**Verilen Görev A:** Aşırı koruyucu ebeveynlik konulu metne göre toplumumuzda aşırı koruyucu ebeveyn davranışları genellikle neyin belirtisi olarak algılanabiliyor?
**Verilen Görev B:**
Aşağıdaki ifadelerin aşırı koruyucu ebeveynlik konulu metinle uyuşup uyuşmadığını belirtin. Her biri için evet ya da hayır deyin ve karar veren ifadeyi metinden aynen alıntılayın.
(i) Bebeğin korunmaya muhtaç olması ebeveynleri korkutur.
(ii) Çocuk yetiştirmek az emek isteyen kolay bir iştir.
(iii) Aşırı koruyucu ebeveynler bu tavırlarından dolayı övünebiliyor.
**Verilen Görev C:** Aşırı koruyucu ebeveynlik konulu metni bittiği yerden sürdürün.

**Okuma Metni:**
■ ■ ■ ■ ■ ■ ■
Çocuk yetiştirmek hiç şüphesiz çok emek isteyen zor bir iştir ve çocuğunuz büyürken mahrum kaldığınız birçok şey olabilir. Onun sağlığı için hayatınızdan çıkardıklarınız, o zorluk yaşamasın diye yaptığınız fedakarlıklar ve onun iyiliği için vermek zorunda kaldığınız kararlar zaman zaman sizi zora sokabilir. Bebek dünyaya geldiğinde o kadar korunmaya muhtaçtır ki, bu durum doğal olarak ebeveynleri korkutur ve onları korumacı ve hassas bir yapıda olmaya iter.
Toplumuzda aşırı koruyucu ebeveyn davranışları genellikle iyi çocuk yetiştirme belirtisi olarak algılanabiliyor. Çocuğunun ağlamaması için bir dediğini iki etmeyen, gözünü ondan ayırmayan, ihtiyaçlarını o daha söylemeden sezip yerine getiren ebeveynler bu tavırlarının iyi anne-babalık göstergesi olduğunu düşünerek övünebiliyorlar.
■ ■ ■ ■ ■ ■ ■
**Ham Veri:**
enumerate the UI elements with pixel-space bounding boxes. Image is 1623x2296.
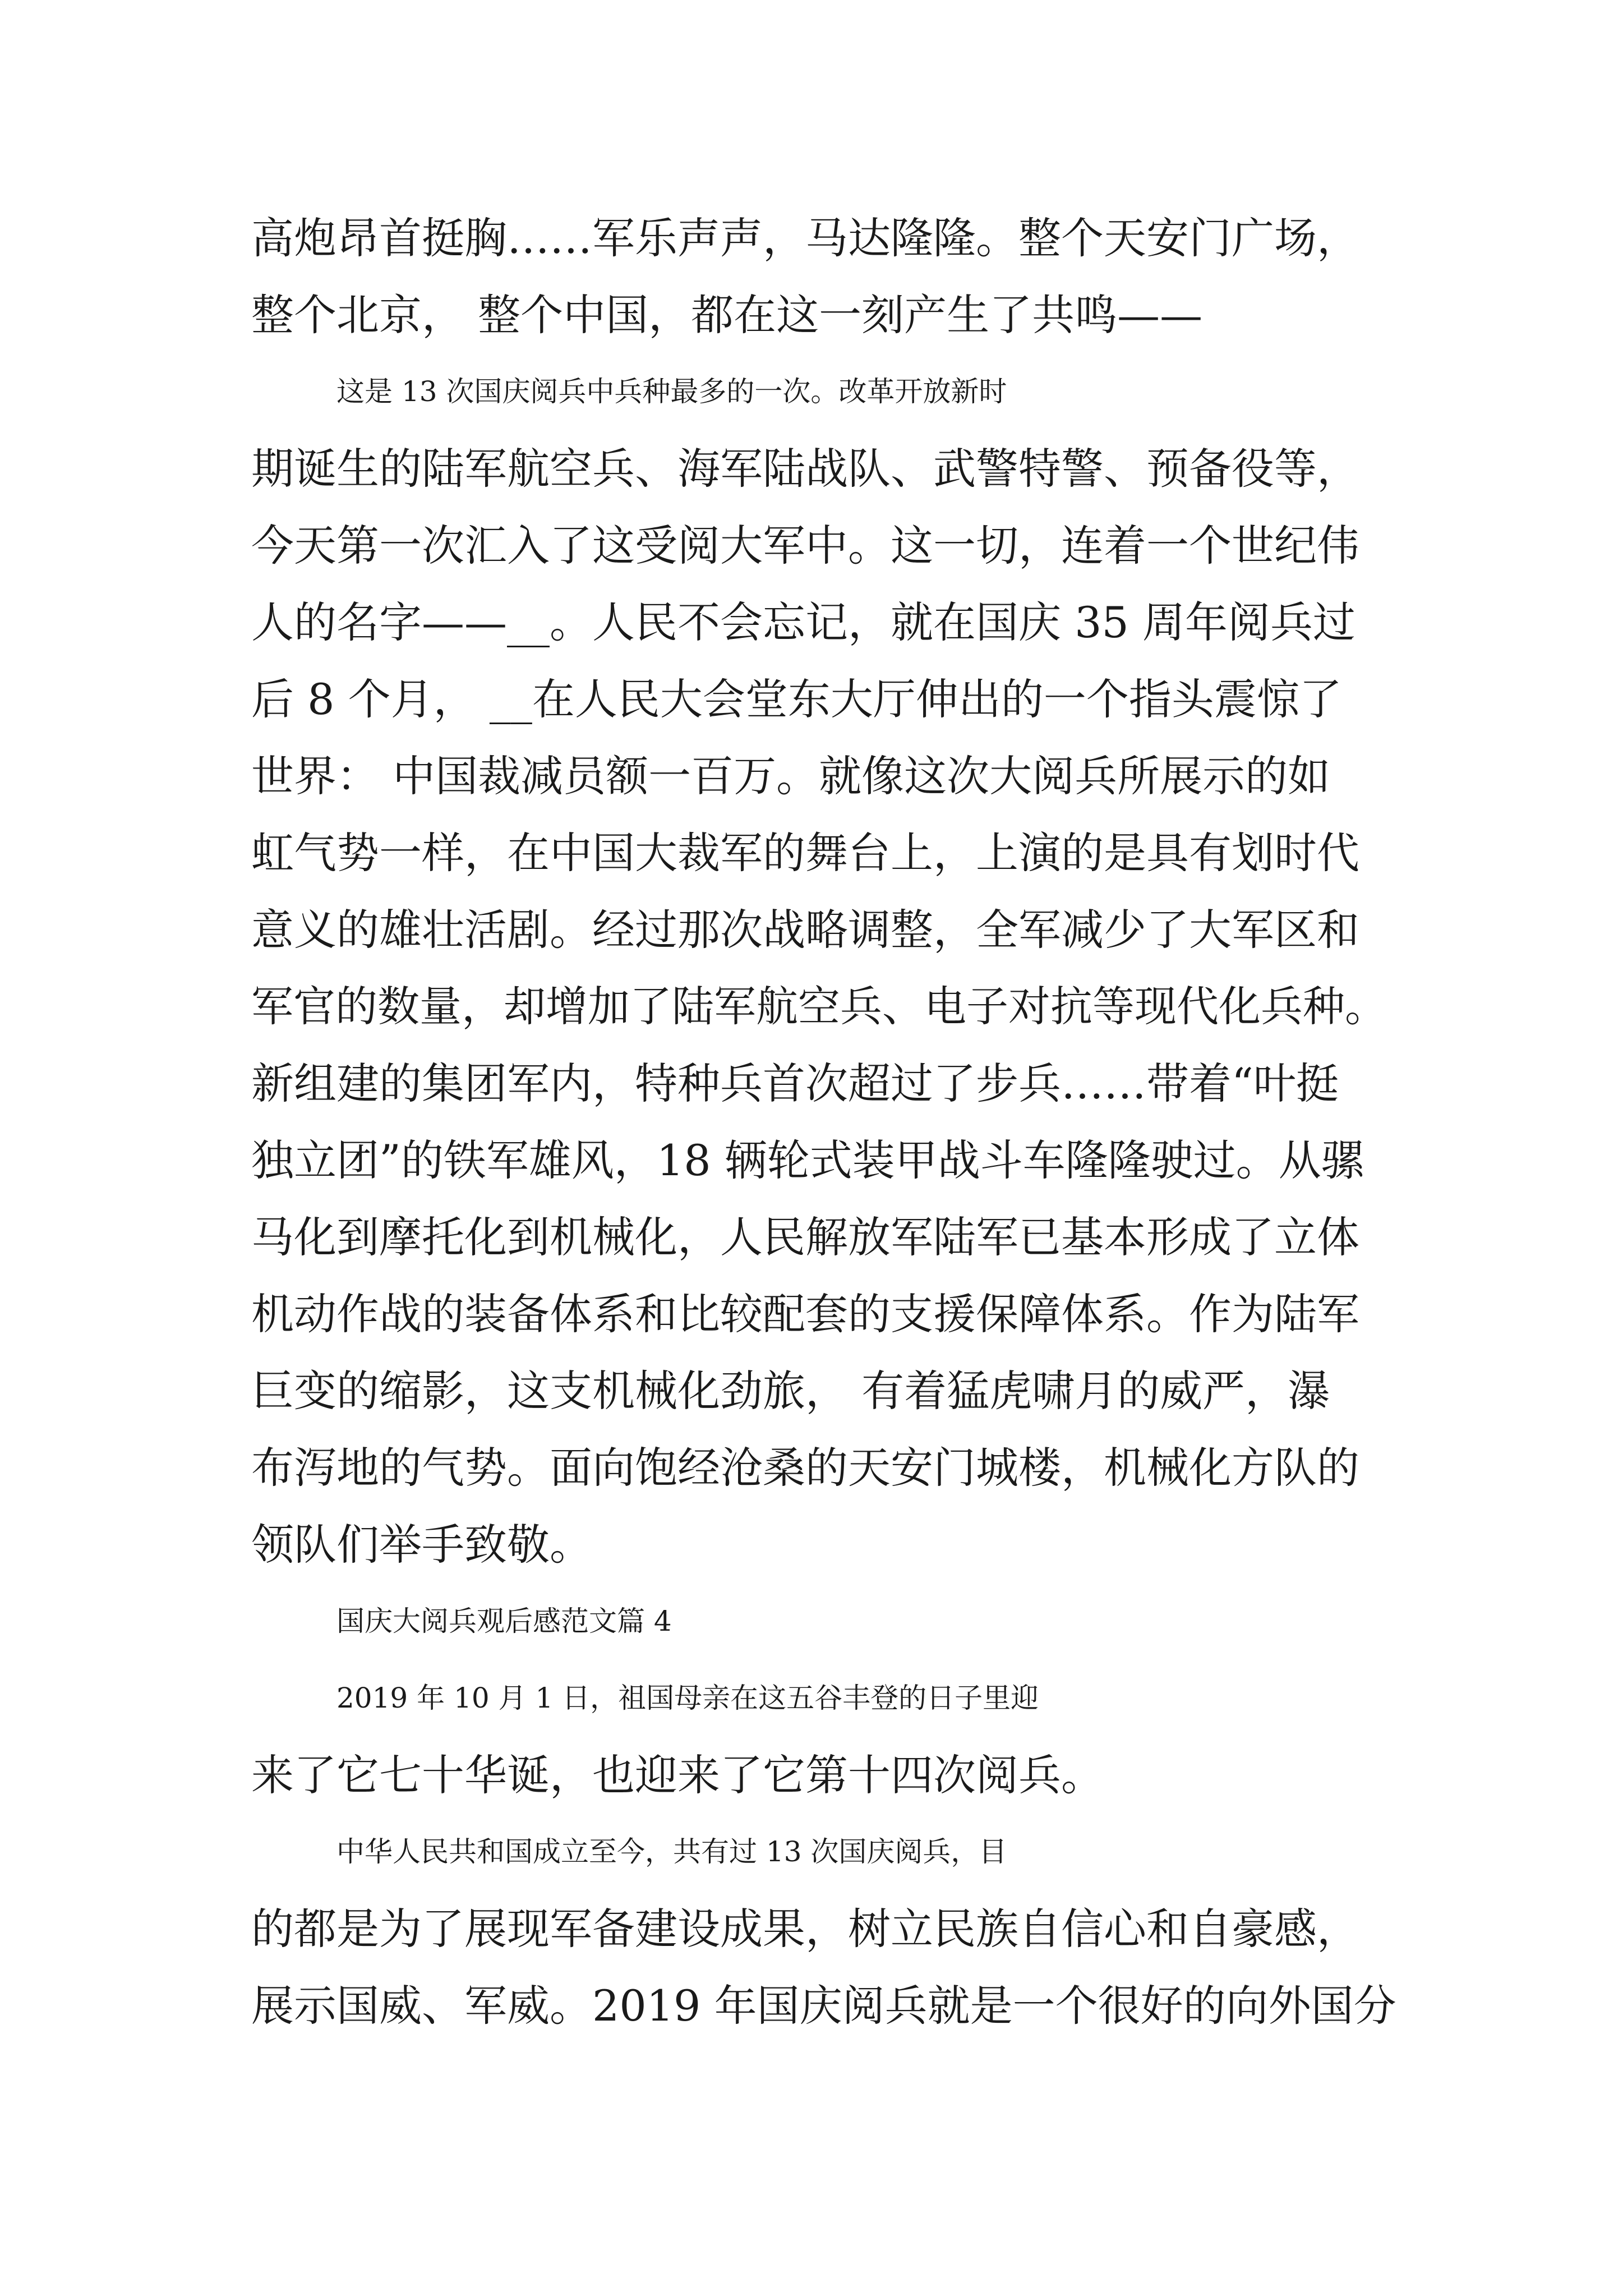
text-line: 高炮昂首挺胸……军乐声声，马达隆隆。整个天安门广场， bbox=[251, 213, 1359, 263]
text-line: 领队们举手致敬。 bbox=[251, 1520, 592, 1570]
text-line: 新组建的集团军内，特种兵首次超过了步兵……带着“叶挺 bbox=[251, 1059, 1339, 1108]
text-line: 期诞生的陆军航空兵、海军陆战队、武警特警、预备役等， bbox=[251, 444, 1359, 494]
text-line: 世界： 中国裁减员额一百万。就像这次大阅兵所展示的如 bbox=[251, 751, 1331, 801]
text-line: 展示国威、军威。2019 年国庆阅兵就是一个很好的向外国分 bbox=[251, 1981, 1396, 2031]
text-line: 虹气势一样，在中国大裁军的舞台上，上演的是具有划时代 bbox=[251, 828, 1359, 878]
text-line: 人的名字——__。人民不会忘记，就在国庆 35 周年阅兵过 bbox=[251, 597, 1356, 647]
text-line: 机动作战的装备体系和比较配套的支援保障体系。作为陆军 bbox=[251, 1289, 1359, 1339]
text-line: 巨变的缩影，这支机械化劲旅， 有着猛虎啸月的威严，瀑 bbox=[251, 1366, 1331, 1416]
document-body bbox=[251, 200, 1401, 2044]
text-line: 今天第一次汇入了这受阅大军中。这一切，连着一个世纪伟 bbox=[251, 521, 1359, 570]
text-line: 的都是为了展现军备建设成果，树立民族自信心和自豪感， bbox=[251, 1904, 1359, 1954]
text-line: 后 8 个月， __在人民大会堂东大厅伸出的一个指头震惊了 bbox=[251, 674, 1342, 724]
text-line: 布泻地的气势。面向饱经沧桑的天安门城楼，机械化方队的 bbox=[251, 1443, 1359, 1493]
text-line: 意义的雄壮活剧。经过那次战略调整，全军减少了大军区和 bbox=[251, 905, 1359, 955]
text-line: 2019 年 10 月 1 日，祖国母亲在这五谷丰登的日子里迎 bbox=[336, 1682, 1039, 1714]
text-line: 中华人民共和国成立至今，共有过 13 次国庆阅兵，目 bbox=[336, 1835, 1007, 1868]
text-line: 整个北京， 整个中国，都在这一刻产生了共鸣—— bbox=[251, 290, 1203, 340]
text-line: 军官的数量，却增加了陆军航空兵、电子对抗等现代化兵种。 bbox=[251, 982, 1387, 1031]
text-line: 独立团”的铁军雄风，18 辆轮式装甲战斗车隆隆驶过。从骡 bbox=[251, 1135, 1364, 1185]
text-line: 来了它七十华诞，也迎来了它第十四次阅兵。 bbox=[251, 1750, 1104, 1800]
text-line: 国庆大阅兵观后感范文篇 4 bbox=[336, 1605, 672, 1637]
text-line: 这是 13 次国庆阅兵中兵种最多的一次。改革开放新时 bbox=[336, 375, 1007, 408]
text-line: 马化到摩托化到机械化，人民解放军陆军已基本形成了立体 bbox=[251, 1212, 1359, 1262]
■ ■ ■ ■ ■ ■ ■
**Görev Yanıtı A:** İyi çocuk yetiştirme belirtisi olarak algılanabiliyor.

**Görev Yanıtı B:**
(i) Evet: "bu durum doğal olarak ebeveynleri korkutur"
(ii) Hayır: "Çocuk yetiştirmek hiç şüphesiz çok emek isteyen zor bir iştir"
(iii) Evet: "bu tavırlarının iyi anne-babalık göstergesi olduğunu düşünerek övünebiliyorlar"

**Görev Yanıtı C:**
Aşırı koruyucu, müdahaleci anne-babalar çocuklarını adeta pamuklar üstünde yetiştirirken onlara kendi elleriyle verdikleri kalıcı hasarı hiç fark edemiyorlar. Çocuk büyüyor, gelişiyor; okul sürecine başlıyor ve sudan çıkmış balığa dönüyor. Evinde bir kral -kraliçe edasıyla büyütülürken bir de bakıyor ki, artık sınıftaki her öğrenci kadar özel, çok özel değil. Parka çıkıp diğer çocuklar gibi merdivenden çıkıp kayması gerektiğinde kayamıyor, yemekhanede bütün çocuklar yemeğini yerken, kaşık bile kullanamıyor.Hayat evdeki kadar kolay ve etrafındaki insanlar anne-babası kadar özenli ve hassas olmuyorlar. Okul sürecine zorlanarak başlıyor. İşte o ilk yıllardaki anne-baba tutumlarının ve pamuklar üzerindeki konforun bedelini hayat boyu ödemeye mahkum olan da çocuğun ta kendisi oluyor.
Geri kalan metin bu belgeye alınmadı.